**Challenge**
Please give the listing again in its entirety, exactly as written.

**Records shown**
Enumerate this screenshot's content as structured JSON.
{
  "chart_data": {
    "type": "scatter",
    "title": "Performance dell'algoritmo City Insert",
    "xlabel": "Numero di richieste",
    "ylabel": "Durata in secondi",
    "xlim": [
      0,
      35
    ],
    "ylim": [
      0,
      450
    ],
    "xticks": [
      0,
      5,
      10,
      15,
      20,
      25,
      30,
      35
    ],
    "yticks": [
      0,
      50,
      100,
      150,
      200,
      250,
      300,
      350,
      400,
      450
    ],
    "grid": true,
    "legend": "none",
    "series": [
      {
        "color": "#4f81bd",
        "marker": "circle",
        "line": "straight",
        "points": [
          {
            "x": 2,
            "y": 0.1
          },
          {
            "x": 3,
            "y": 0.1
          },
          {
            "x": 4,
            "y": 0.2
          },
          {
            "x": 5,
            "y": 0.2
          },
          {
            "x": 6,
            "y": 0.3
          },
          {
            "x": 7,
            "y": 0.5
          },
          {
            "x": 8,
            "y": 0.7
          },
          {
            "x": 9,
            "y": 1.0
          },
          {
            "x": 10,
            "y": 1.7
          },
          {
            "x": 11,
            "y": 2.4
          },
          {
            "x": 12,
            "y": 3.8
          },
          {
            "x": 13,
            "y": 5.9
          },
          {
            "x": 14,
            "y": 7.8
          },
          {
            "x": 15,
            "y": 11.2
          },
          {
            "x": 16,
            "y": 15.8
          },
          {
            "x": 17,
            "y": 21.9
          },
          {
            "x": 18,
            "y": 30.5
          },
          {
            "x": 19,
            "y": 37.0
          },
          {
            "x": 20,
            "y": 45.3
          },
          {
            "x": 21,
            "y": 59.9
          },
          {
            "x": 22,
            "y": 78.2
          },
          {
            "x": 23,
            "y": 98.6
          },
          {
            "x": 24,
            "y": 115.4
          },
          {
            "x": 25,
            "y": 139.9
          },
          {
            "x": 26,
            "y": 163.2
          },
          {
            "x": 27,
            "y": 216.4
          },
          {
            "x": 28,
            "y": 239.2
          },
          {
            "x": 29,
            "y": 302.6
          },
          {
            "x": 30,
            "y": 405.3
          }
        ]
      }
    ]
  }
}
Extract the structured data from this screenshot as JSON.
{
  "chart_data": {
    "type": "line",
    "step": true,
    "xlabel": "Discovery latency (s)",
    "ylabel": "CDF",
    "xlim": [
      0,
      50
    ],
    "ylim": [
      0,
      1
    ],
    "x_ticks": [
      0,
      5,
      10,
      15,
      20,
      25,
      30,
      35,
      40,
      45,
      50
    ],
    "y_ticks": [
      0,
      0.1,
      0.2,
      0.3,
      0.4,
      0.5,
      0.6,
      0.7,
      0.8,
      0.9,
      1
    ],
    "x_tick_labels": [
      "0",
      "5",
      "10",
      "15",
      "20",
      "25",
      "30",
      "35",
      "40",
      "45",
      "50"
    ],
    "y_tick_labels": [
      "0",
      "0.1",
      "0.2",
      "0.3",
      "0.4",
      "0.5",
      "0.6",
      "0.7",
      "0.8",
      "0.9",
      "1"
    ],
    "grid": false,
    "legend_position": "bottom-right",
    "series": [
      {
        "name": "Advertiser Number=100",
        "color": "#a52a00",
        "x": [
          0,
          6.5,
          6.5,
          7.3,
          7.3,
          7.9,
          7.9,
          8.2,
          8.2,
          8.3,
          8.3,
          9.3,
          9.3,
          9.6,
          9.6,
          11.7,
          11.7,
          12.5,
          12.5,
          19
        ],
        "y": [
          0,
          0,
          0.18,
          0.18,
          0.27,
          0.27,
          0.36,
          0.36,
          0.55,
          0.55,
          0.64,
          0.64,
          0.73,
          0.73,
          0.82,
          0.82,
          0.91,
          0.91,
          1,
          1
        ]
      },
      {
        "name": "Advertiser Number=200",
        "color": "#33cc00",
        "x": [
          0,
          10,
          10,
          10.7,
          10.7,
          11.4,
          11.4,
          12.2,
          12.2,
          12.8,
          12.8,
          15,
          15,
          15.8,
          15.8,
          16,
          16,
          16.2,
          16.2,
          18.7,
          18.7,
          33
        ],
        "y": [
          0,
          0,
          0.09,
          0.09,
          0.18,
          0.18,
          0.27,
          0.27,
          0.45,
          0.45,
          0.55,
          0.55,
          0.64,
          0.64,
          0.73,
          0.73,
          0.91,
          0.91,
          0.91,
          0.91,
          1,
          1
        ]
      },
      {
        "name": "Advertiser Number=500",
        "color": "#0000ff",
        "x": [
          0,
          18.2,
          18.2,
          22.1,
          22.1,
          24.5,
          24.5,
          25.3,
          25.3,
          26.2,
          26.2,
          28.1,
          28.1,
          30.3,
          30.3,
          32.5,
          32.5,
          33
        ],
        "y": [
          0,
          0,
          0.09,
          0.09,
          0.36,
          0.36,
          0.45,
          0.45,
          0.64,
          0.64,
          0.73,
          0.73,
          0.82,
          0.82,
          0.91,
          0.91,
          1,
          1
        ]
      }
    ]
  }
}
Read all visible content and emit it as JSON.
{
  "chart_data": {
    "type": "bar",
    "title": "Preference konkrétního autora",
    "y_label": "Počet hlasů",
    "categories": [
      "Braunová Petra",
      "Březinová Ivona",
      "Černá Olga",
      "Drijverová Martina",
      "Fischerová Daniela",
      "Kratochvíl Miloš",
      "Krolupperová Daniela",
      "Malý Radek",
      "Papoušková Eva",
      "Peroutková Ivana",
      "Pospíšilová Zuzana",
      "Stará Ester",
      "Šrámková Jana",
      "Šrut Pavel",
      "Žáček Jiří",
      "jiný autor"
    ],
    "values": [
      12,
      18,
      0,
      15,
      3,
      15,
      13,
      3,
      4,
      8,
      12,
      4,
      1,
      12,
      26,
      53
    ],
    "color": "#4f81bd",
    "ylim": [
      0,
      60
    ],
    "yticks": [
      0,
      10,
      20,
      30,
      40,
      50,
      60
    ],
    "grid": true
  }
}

**Task answer**
Enumerate this screenshot's content as structured JSON.
{
  "chart_data": {
    "type": "scatter",
    "title": "Performance dell'algoritmo City Insert",
    "xlabel": "Numero di richieste",
    "ylabel": "Durata in secondi",
    "xlim": [
      0,
      35
    ],
    "ylim": [
      0,
      450
    ],
    "xticks": [
      0,
      5,
      10,
      15,
      20,
      25,
      30,
      35
    ],
    "yticks": [
      0,
      50,
      100,
      150,
      200,
      250,
      300,
      350,
      400,
      450
    ],
    "grid": true,
    "legend": "none",
    "series": [
      {
        "color": "#4f81bd",
        "marker": "circle",
        "line": "straight",
        "points": [
          {
            "x": 2,
            "y": 0.1
          },
          {
            "x": 3,
            "y": 0.1
          },
          {
            "x": 4,
            "y": 0.2
          },
          {
            "x": 5,
            "y": 0.2
          },
          {
            "x": 6,
            "y": 0.3
          },
          {
            "x": 7,
            "y": 0.5
          },
          {
            "x": 8,
            "y": 0.7
          },
          {
            "x": 9,
            "y": 1.0
          },
          {
            "x": 10,
            "y": 1.7
          },
          {
            "x": 11,
            "y": 2.4
          },
          {
            "x": 12,
            "y": 3.8
          },
          {
            "x": 13,
            "y": 5.9
          },
          {
            "x": 14,
            "y": 7.8
          },
          {
            "x": 15,
            "y": 11.2
          },
          {
            "x": 16,
            "y": 15.8
          },
          {
            "x": 17,
            "y": 21.9
          },
          {
            "x": 18,
            "y": 30.5
          },
          {
            "x": 19,
            "y": 37.0
          },
          {
            "x": 20,
            "y": 45.3
          },
          {
            "x": 21,
            "y": 59.9
          },
          {
            "x": 22,
            "y": 78.2
          },
          {
            "x": 23,
            "y": 98.6
          },
          {
            "x": 24,
            "y": 115.4
          },
          {
            "x": 25,
            "y": 139.9
          },
          {
            "x": 26,
            "y": 163.2
          },
          {
            "x": 27,
            "y": 216.4
          },
          {
            "x": 28,
            "y": 239.2
          },
          {
            "x": 29,
            "y": 302.6
          },
          {
            "x": 30,
            "y": 405.3
          }
        ]
      }
    ]
  }
}
Extract the structured data from this screenshot as JSON.
{
  "chart_data": {
    "type": "line",
    "step": true,
    "xlabel": "Discovery latency (s)",
    "ylabel": "CDF",
    "xlim": [
      0,
      50
    ],
    "ylim": [
      0,
      1
    ],
    "x_ticks": [
      0,
      5,
      10,
      15,
      20,
      25,
      30,
      35,
      40,
      45,
      50
    ],
    "y_ticks": [
      0,
      0.1,
      0.2,
      0.3,
      0.4,
      0.5,
      0.6,
      0.7,
      0.8,
      0.9,
      1
    ],
    "x_tick_labels": [
      "0",
      "5",
      "10",
      "15",
      "20",
      "25",
      "30",
      "35",
      "40",
      "45",
      "50"
    ],
    "y_tick_labels": [
      "0",
      "0.1",
      "0.2",
      "0.3",
      "0.4",
      "0.5",
      "0.6",
      "0.7",
      "0.8",
      "0.9",
      "1"
    ],
    "grid": false,
    "legend_position": "bottom-right",
    "series": [
      {
        "name": "Advertiser Number=100",
        "color": "#a52a00",
        "x": [
          0,
          6.5,
          6.5,
          7.3,
          7.3,
          7.9,
          7.9,
          8.2,
          8.2,
          8.3,
          8.3,
          9.3,
          9.3,
          9.6,
          9.6,
          11.7,
          11.7,
          12.5,
          12.5,
          19
        ],
        "y": [
          0,
          0,
          0.18,
          0.18,
          0.27,
          0.27,
          0.36,
          0.36,
          0.55,
          0.55,
          0.64,
          0.64,
          0.73,
          0.73,
          0.82,
          0.82,
          0.91,
          0.91,
          1,
          1
        ]
      },
      {
        "name": "Advertiser Number=200",
        "color": "#33cc00",
        "x": [
          0,
          10,
          10,
          10.7,
          10.7,
          11.4,
          11.4,
          12.2,
          12.2,
          12.8,
          12.8,
          15,
          15,
          15.8,
          15.8,
          16,
          16,
          16.2,
          16.2,
          18.7,
          18.7,
          33
        ],
        "y": [
          0,
          0,
          0.09,
          0.09,
          0.18,
          0.18,
          0.27,
          0.27,
          0.45,
          0.45,
          0.55,
          0.55,
          0.64,
          0.64,
          0.73,
          0.73,
          0.91,
          0.91,
          0.91,
          0.91,
          1,
          1
        ]
      },
      {
        "name": "Advertiser Number=500",
        "color": "#0000ff",
        "x": [
          0,
          18.2,
          18.2,
          22.1,
          22.1,
          24.5,
          24.5,
          25.3,
          25.3,
          26.2,
          26.2,
          28.1,
          28.1,
          30.3,
          30.3,
          32.5,
          32.5,
          33
        ],
        "y": [
          0,
          0,
          0.09,
          0.09,
          0.36,
          0.36,
          0.45,
          0.45,
          0.64,
          0.64,
          0.73,
          0.73,
          0.82,
          0.82,
          0.91,
          0.91,
          1,
          1
        ]
      }
    ]
  }
}
Read all visible content and emit it as JSON.
{
  "chart_data": {
    "type": "bar",
    "title": "Preference konkrétního autora",
    "y_label": "Počet hlasů",
    "categories": [
      "Braunová Petra",
      "Březinová Ivona",
      "Černá Olga",
      "Drijverová Martina",
      "Fischerová Daniela",
      "Kratochvíl Miloš",
      "Krolupperová Daniela",
      "Malý Radek",
      "Papoušková Eva",
      "Peroutková Ivana",
      "Pospíšilová Zuzana",
      "Stará Ester",
      "Šrámková Jana",
      "Šrut Pavel",
      "Žáček Jiří",
      "jiný autor"
    ],
    "values": [
      12,
      18,
      0,
      15,
      3,
      15,
      13,
      3,
      4,
      8,
      12,
      4,
      1,
      12,
      26,
      53
    ],
    "color": "#4f81bd",
    "ylim": [
      0,
      60
    ],
    "yticks": [
      0,
      10,
      20,
      30,
      40,
      50,
      60
    ],
    "grid": true
  }
}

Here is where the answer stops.